» **Do this**: Copy every line with the string "including" in it.

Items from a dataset
-- Begin --

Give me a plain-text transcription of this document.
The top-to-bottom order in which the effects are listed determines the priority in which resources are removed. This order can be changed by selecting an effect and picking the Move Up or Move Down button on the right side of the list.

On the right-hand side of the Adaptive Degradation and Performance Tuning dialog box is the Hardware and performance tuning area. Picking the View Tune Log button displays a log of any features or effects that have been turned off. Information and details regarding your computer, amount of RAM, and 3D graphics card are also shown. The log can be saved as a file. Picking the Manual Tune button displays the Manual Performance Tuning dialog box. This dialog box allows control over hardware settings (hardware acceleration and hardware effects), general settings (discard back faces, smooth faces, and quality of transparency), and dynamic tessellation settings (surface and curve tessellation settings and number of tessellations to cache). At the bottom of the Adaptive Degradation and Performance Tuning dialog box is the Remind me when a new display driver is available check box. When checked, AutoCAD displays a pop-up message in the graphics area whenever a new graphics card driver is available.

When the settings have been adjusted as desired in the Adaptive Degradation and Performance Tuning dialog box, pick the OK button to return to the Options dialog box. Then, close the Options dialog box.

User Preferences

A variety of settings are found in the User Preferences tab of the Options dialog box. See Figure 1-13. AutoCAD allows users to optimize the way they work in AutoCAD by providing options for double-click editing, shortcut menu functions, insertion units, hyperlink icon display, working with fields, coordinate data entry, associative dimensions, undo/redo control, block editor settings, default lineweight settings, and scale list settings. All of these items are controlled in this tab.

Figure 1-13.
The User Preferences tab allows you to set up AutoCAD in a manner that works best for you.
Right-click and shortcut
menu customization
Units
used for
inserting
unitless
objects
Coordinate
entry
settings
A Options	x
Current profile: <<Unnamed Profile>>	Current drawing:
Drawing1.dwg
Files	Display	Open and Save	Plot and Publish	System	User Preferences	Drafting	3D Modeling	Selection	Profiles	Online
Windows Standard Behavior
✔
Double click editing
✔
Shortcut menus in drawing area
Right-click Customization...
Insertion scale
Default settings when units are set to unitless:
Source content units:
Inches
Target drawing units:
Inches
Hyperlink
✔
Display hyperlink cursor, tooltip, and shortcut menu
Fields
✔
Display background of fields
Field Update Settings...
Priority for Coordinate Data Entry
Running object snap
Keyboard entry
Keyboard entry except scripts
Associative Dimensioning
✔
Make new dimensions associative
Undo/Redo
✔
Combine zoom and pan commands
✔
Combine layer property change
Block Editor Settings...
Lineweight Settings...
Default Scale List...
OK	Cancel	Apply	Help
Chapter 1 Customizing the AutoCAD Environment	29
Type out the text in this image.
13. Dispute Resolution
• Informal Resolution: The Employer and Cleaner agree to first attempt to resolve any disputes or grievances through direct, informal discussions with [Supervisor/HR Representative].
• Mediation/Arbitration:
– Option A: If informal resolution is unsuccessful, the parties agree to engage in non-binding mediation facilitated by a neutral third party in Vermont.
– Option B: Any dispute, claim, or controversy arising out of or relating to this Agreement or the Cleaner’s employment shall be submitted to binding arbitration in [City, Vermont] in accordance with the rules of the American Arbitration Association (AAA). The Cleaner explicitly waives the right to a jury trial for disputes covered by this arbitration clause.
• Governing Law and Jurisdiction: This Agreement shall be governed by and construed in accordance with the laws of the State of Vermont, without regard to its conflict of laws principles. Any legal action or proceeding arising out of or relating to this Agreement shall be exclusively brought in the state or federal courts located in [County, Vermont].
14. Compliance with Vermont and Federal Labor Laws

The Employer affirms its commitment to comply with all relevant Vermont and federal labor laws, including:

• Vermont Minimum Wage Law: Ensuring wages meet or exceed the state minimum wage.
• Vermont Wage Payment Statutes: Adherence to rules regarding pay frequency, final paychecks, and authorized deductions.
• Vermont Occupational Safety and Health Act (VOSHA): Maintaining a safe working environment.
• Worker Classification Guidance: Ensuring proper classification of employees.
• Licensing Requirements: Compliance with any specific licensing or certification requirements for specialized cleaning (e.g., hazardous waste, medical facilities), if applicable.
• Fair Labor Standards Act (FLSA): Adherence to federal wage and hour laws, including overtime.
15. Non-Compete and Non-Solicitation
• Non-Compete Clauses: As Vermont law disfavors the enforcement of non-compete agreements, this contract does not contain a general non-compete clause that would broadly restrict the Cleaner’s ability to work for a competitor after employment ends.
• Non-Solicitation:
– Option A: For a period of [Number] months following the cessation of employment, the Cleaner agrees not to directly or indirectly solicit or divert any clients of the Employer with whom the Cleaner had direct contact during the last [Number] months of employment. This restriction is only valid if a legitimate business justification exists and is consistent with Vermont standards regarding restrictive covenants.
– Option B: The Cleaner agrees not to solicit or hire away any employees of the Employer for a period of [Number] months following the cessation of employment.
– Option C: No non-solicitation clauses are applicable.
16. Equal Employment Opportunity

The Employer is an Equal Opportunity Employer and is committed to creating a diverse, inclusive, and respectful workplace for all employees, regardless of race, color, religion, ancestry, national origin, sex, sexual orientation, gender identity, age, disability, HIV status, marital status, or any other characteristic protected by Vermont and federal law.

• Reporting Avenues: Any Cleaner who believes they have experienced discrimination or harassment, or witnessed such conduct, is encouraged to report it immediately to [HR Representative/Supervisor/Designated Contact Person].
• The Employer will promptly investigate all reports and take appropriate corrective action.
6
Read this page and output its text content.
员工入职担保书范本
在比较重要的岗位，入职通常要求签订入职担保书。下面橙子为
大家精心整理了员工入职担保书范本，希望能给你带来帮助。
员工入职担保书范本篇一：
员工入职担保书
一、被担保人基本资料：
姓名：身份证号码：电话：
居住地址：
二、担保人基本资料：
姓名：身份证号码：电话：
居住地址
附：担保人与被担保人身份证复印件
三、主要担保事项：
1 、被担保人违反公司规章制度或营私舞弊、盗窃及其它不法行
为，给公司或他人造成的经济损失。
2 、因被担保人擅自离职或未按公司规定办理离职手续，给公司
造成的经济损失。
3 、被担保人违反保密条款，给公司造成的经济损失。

-- End --

» **Reply**:
The Employer affirms its commitment to comply with all relevant Vermont and federal labor laws, including:
• Fair Labor Standards Act (FLSA): Adherence to federal wage and hour laws, including overtime.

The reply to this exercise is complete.